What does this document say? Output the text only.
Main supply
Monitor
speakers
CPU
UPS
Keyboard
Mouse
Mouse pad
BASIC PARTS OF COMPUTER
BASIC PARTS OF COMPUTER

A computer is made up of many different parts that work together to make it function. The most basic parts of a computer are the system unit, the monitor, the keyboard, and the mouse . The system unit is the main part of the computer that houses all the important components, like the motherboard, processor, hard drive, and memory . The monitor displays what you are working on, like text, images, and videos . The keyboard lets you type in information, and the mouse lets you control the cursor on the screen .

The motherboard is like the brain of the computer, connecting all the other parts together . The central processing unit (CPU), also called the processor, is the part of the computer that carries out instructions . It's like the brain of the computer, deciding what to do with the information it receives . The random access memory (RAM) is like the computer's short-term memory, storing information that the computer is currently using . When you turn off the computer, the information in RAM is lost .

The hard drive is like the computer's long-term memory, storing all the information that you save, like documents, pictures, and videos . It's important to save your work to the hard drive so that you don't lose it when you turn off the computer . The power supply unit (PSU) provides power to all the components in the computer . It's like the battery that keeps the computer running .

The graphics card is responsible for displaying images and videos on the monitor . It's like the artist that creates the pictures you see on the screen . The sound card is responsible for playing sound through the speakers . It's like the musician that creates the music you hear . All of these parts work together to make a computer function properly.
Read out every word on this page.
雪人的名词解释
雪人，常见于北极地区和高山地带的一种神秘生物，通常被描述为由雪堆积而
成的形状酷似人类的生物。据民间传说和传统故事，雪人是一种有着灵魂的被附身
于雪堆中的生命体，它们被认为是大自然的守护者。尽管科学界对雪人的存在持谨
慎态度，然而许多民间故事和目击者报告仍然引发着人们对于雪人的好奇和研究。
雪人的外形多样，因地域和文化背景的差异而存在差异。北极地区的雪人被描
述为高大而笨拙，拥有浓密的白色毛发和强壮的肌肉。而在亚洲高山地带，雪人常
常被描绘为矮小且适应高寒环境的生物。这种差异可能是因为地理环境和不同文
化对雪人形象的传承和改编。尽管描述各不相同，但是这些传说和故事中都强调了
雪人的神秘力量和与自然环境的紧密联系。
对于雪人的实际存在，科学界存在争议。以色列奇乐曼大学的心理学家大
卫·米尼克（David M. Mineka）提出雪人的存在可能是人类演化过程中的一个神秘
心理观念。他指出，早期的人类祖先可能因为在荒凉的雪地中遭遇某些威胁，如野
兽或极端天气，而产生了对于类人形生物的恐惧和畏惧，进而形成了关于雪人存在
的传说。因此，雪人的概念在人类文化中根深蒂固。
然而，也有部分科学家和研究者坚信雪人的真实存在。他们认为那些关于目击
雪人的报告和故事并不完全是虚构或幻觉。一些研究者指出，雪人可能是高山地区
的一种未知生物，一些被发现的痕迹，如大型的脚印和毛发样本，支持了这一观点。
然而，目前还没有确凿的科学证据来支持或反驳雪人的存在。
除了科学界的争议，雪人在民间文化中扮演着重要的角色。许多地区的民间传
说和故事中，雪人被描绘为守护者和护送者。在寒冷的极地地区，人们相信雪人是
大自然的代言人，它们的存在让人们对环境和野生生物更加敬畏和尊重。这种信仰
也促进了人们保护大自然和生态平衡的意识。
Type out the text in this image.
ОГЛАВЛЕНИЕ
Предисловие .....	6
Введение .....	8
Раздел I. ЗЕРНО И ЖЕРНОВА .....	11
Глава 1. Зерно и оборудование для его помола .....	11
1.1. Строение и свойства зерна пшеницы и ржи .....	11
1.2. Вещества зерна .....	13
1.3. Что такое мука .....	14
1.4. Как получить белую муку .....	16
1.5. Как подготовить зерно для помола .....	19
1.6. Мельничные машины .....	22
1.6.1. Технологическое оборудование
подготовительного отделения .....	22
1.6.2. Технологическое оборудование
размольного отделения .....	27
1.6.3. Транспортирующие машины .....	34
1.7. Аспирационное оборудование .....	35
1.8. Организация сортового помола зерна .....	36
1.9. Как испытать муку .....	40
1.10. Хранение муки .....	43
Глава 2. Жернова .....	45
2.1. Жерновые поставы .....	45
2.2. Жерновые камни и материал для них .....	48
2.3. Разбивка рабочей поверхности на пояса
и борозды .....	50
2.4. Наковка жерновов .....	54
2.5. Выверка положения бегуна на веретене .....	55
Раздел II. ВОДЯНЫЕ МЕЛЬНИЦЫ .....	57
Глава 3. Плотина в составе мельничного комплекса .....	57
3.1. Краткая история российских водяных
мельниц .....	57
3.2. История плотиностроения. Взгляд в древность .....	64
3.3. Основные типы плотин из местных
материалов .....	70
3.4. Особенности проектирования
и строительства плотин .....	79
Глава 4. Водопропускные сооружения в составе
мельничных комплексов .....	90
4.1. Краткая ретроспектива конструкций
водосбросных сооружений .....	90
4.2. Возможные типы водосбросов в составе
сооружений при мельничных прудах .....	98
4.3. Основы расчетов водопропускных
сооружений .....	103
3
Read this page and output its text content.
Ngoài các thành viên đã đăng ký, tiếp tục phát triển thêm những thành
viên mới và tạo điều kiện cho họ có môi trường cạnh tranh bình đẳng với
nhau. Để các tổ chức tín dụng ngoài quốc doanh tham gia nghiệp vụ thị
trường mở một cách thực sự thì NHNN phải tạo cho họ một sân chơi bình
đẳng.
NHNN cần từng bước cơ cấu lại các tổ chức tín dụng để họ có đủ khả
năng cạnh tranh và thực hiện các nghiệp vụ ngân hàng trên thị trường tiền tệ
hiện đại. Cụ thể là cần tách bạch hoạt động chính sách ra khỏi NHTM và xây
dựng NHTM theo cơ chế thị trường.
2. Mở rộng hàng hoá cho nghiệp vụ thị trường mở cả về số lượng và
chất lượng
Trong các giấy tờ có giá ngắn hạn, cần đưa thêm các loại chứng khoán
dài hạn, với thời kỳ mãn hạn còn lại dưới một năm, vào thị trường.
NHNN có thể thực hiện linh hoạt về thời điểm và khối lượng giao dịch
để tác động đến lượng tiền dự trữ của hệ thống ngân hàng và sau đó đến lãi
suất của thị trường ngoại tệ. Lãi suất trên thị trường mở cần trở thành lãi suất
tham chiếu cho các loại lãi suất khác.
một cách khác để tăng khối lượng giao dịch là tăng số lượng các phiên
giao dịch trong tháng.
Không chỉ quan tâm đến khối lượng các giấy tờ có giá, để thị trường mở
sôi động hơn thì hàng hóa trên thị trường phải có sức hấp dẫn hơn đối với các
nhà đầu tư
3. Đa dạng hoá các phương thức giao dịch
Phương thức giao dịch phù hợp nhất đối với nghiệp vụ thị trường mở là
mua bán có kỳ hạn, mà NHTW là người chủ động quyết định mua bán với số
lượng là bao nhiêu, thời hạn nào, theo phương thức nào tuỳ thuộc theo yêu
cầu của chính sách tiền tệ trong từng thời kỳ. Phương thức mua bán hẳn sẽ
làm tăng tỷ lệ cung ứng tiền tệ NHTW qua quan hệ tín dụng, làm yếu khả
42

• [Directions for this task]:
Each line that holds the string "chức" counts once; give the total and nothing else.

• [Complete response]:
2